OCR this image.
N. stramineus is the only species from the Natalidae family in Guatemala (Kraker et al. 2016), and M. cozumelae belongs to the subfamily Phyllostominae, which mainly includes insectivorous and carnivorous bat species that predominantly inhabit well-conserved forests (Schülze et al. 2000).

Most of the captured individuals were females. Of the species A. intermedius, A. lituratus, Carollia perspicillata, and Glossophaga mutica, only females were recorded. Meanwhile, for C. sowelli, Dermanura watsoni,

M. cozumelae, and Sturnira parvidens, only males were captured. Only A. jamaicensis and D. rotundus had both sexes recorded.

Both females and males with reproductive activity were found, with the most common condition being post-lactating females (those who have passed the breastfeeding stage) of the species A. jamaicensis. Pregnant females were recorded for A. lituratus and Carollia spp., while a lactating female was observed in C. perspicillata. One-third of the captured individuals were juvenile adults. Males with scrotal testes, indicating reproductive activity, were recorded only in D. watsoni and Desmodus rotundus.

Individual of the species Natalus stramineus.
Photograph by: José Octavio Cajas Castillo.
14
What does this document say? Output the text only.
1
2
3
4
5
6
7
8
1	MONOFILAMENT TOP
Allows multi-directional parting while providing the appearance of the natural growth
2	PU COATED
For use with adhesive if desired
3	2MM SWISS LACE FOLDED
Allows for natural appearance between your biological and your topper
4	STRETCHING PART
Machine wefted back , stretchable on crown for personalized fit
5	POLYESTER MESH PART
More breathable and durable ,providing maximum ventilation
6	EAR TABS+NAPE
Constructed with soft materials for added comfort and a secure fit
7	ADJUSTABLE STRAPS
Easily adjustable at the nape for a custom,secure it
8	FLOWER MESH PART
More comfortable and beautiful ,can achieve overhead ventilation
-- -- --
Written instruction: From the entries, report each line that includes the word "MESH".

Exercise answer:
5	POLYESTER MESH PART
8	FLOWER MESH PART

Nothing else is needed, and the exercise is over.